Could you print every record below exactly as it appears?

++++ Data shown

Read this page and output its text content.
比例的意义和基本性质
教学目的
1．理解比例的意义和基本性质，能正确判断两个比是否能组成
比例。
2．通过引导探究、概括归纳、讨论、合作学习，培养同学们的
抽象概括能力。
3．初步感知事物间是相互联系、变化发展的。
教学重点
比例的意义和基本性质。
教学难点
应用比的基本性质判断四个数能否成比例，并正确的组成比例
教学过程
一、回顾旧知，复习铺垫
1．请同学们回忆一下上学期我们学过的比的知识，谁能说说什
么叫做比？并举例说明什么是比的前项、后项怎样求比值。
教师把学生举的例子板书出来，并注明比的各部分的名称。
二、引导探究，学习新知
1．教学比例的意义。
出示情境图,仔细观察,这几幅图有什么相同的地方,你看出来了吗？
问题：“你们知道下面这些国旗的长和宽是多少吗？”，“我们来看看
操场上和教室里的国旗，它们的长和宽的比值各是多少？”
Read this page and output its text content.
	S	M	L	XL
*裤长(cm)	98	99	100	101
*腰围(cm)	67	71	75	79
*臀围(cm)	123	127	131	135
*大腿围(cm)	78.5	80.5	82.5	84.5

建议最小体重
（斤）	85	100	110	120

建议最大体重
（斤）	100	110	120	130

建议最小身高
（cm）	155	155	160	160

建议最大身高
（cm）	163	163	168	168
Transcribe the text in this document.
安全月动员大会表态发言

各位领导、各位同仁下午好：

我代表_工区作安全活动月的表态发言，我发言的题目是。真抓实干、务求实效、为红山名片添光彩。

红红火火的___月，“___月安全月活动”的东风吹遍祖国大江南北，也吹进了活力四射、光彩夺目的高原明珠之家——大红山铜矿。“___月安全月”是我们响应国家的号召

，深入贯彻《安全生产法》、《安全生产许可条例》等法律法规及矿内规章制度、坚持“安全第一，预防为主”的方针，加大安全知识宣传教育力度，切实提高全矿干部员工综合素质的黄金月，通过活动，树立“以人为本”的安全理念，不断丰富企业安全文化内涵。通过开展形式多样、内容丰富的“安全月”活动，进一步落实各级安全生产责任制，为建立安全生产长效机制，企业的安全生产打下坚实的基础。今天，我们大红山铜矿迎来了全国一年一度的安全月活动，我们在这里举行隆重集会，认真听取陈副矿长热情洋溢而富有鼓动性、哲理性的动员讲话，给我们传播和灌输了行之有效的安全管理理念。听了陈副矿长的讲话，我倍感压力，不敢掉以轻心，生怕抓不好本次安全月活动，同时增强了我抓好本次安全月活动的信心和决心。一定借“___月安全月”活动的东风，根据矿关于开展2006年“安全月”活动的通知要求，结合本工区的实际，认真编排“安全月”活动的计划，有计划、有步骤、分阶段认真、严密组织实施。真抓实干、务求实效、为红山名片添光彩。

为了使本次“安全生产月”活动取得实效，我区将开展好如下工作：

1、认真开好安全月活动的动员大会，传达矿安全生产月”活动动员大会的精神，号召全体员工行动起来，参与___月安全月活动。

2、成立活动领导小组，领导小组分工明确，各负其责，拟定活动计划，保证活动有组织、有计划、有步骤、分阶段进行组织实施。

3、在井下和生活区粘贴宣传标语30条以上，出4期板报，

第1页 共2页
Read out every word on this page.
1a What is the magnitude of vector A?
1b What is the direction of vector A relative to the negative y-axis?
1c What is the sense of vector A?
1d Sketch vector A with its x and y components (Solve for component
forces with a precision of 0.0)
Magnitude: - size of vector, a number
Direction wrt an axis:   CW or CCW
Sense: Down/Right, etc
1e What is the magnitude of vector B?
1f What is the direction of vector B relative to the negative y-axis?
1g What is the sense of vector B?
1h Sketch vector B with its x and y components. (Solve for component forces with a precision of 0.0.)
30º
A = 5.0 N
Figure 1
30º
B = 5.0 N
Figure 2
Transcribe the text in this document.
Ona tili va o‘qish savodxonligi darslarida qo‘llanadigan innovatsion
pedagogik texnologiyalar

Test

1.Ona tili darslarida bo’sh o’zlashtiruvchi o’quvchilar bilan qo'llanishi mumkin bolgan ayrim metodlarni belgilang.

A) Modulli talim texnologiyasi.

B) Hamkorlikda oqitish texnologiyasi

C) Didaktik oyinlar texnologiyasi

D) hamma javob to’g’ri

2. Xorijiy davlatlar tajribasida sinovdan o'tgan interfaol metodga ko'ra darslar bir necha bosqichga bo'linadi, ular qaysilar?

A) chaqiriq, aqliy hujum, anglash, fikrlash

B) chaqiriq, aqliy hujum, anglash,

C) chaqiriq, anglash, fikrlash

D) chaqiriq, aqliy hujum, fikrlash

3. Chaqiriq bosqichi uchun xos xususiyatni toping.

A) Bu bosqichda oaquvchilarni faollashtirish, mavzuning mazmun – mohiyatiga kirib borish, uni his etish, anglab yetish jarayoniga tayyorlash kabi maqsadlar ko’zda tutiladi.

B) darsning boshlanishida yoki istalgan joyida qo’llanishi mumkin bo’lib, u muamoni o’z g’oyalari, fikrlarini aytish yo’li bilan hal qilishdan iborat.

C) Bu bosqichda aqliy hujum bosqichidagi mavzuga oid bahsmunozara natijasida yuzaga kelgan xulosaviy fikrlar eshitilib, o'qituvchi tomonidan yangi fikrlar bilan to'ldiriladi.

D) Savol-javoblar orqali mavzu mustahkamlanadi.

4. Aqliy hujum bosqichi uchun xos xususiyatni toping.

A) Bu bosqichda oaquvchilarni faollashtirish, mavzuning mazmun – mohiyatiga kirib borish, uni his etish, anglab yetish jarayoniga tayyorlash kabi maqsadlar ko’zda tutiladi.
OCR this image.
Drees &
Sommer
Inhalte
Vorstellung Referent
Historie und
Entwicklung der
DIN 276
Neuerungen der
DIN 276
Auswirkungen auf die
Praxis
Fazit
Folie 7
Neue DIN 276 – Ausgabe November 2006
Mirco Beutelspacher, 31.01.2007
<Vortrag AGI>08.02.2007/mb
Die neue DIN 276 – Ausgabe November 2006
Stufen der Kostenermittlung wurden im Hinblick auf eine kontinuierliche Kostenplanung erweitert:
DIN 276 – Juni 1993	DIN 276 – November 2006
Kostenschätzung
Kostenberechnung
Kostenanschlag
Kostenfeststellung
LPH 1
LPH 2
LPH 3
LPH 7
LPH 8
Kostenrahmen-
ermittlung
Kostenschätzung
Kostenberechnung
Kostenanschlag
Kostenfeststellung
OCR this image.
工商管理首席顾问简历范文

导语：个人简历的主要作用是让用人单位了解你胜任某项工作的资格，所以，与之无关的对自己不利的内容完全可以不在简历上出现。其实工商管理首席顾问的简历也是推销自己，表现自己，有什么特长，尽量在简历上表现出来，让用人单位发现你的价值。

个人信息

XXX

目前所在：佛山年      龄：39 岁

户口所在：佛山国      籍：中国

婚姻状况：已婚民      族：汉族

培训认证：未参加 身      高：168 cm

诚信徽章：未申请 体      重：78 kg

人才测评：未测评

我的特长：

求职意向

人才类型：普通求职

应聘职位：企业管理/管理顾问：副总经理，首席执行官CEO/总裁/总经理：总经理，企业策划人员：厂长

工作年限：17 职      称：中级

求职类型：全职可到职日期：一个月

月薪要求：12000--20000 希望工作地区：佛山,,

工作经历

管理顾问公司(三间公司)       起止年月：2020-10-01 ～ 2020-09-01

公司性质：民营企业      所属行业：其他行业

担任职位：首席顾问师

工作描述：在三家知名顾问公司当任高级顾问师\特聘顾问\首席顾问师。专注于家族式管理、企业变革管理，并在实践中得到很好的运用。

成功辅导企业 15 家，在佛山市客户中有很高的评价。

++++++++

(Response for this exercise)
Read this page and output its text content.
比例的意义和基本性质
教学目的
1．理解比例的意义和基本性质，能正确判断两个比是否能组成
比例。
2．通过引导探究、概括归纳、讨论、合作学习，培养同学们的
抽象概括能力。
3．初步感知事物间是相互联系、变化发展的。
教学重点
比例的意义和基本性质。
教学难点
应用比的基本性质判断四个数能否成比例，并正确的组成比例
教学过程
一、回顾旧知，复习铺垫
1．请同学们回忆一下上学期我们学过的比的知识，谁能说说什
么叫做比？并举例说明什么是比的前项、后项怎样求比值。
教师把学生举的例子板书出来，并注明比的各部分的名称。
二、引导探究，学习新知
1．教学比例的意义。
出示情境图,仔细观察,这几幅图有什么相同的地方,你看出来了吗？
问题：“你们知道下面这些国旗的长和宽是多少吗？”，“我们来看看
操场上和教室里的国旗，它们的长和宽的比值各是多少？”
Read this page and output its text content.
	S	M	L	XL
*裤长(cm)	98	99	100	101
*腰围(cm)	67	71	75	79
*臀围(cm)	123	127	131	135
*大腿围(cm)	78.5	80.5	82.5	84.5

建议最小体重
（斤）	85	100	110	120

建议最大体重
（斤）	100	110	120	130

建议最小身高
（cm）	155	155	160	160

建议最大身高
（cm）	163	163	168	168
Transcribe the text in this document.
安全月动员大会表态发言

各位领导、各位同仁下午好：

我代表_工区作安全活动月的表态发言，我发言的题目是。真抓实干、务求实效、为红山名片添光彩。

红红火火的___月，“___月安全月活动”的东风吹遍祖国大江南北，也吹进了活力四射、光彩夺目的高原明珠之家——大红山铜矿。“___月安全月”是我们响应国家的号召

，深入贯彻《安全生产法》、《安全生产许可条例》等法律法规及矿内规章制度、坚持“安全第一，预防为主”的方针，加大安全知识宣传教育力度，切实提高全矿干部员工综合素质的黄金月，通过活动，树立“以人为本”的安全理念，不断丰富企业安全文化内涵。通过开展形式多样、内容丰富的“安全月”活动，进一步落实各级安全生产责任制，为建立安全生产长效机制，企业的安全生产打下坚实的基础。今天，我们大红山铜矿迎来了全国一年一度的安全月活动，我们在这里举行隆重集会，认真听取陈副矿长热情洋溢而富有鼓动性、哲理性的动员讲话，给我们传播和灌输了行之有效的安全管理理念。听了陈副矿长的讲话，我倍感压力，不敢掉以轻心，生怕抓不好本次安全月活动，同时增强了我抓好本次安全月活动的信心和决心。一定借“___月安全月”活动的东风，根据矿关于开展2006年“安全月”活动的通知要求，结合本工区的实际，认真编排“安全月”活动的计划，有计划、有步骤、分阶段认真、严密组织实施。真抓实干、务求实效、为红山名片添光彩。

为了使本次“安全生产月”活动取得实效，我区将开展好如下工作：

1、认真开好安全月活动的动员大会，传达矿安全生产月”活动动员大会的精神，号召全体员工行动起来，参与___月安全月活动。

2、成立活动领导小组，领导小组分工明确，各负其责，拟定活动计划，保证活动有组织、有计划、有步骤、分阶段进行组织实施。

3、在井下和生活区粘贴宣传标语30条以上，出4期板报，

第1页 共2页
Read out every word on this page.
1a What is the magnitude of vector A?
1b What is the direction of vector A relative to the negative y-axis?
1c What is the sense of vector A?
1d Sketch vector A with its x and y components (Solve for component
forces with a precision of 0.0)
Magnitude: - size of vector, a number
Direction wrt an axis:   CW or CCW
Sense: Down/Right, etc
1e What is the magnitude of vector B?
1f What is the direction of vector B relative to the negative y-axis?
1g What is the sense of vector B?
1h Sketch vector B with its x and y components. (Solve for component forces with a precision of 0.0.)
30º
A = 5.0 N
Figure 1
30º
B = 5.0 N
Figure 2
Transcribe the text in this document.
Ona tili va o‘qish savodxonligi darslarida qo‘llanadigan innovatsion
pedagogik texnologiyalar

Test

1.Ona tili darslarida bo’sh o’zlashtiruvchi o’quvchilar bilan qo'llanishi mumkin bolgan ayrim metodlarni belgilang.

A) Modulli talim texnologiyasi.

B) Hamkorlikda oqitish texnologiyasi

C) Didaktik oyinlar texnologiyasi

D) hamma javob to’g’ri

2. Xorijiy davlatlar tajribasida sinovdan o'tgan interfaol metodga ko'ra darslar bir necha bosqichga bo'linadi, ular qaysilar?

A) chaqiriq, aqliy hujum, anglash, fikrlash

B) chaqiriq, aqliy hujum, anglash,

C) chaqiriq, anglash, fikrlash

D) chaqiriq, aqliy hujum, fikrlash

3. Chaqiriq bosqichi uchun xos xususiyatni toping.

A) Bu bosqichda oaquvchilarni faollashtirish, mavzuning mazmun – mohiyatiga kirib borish, uni his etish, anglab yetish jarayoniga tayyorlash kabi maqsadlar ko’zda tutiladi.

B) darsning boshlanishida yoki istalgan joyida qo’llanishi mumkin bo’lib, u muamoni o’z g’oyalari, fikrlarini aytish yo’li bilan hal qilishdan iborat.

C) Bu bosqichda aqliy hujum bosqichidagi mavzuga oid bahsmunozara natijasida yuzaga kelgan xulosaviy fikrlar eshitilib, o'qituvchi tomonidan yangi fikrlar bilan to'ldiriladi.

D) Savol-javoblar orqali mavzu mustahkamlanadi.

4. Aqliy hujum bosqichi uchun xos xususiyatni toping.

A) Bu bosqichda oaquvchilarni faollashtirish, mavzuning mazmun – mohiyatiga kirib borish, uni his etish, anglab yetish jarayoniga tayyorlash kabi maqsadlar ko’zda tutiladi.
OCR this image.
Drees &
Sommer
Inhalte
Vorstellung Referent
Historie und
Entwicklung der
DIN 276
Neuerungen der
DIN 276
Auswirkungen auf die
Praxis
Fazit
Folie 7
Neue DIN 276 – Ausgabe November 2006
Mirco Beutelspacher, 31.01.2007
<Vortrag AGI>08.02.2007/mb
Die neue DIN 276 – Ausgabe November 2006
Stufen der Kostenermittlung wurden im Hinblick auf eine kontinuierliche Kostenplanung erweitert:
DIN 276 – Juni 1993	DIN 276 – November 2006
Kostenschätzung
Kostenberechnung
Kostenanschlag
Kostenfeststellung
LPH 1
LPH 2
LPH 3
LPH 7
LPH 8
Kostenrahmen-
ermittlung
Kostenschätzung
Kostenberechnung
Kostenanschlag
Kostenfeststellung
OCR this image.
工商管理首席顾问简历范文

导语：个人简历的主要作用是让用人单位了解你胜任某项工作的资格，所以，与之无关的对自己不利的内容完全可以不在简历上出现。其实工商管理首席顾问的简历也是推销自己，表现自己，有什么特长，尽量在简历上表现出来，让用人单位发现你的价值。

个人信息

XXX

目前所在：佛山年      龄：39 岁

户口所在：佛山国      籍：中国

婚姻状况：已婚民      族：汉族

培训认证：未参加 身      高：168 cm

诚信徽章：未申请 体      重：78 kg

人才测评：未测评

我的特长：

求职意向

人才类型：普通求职

应聘职位：企业管理/管理顾问：副总经理，首席执行官CEO/总裁/总经理：总经理，企业策划人员：厂长

工作年限：17 职      称：中级

求职类型：全职可到职日期：一个月

月薪要求：12000--20000 希望工作地区：佛山,,

工作经历

管理顾问公司(三间公司)       起止年月：2020-10-01 ～ 2020-09-01

公司性质：民营企业      所属行业：其他行业

担任职位：首席顾问师

工作描述：在三家知名顾问公司当任高级顾问师\特聘顾问\首席顾问师。专注于家族式管理、企业变革管理，并在实践中得到很好的运用。

成功辅导企业 15 家，在佛山市客户中有很高的评价。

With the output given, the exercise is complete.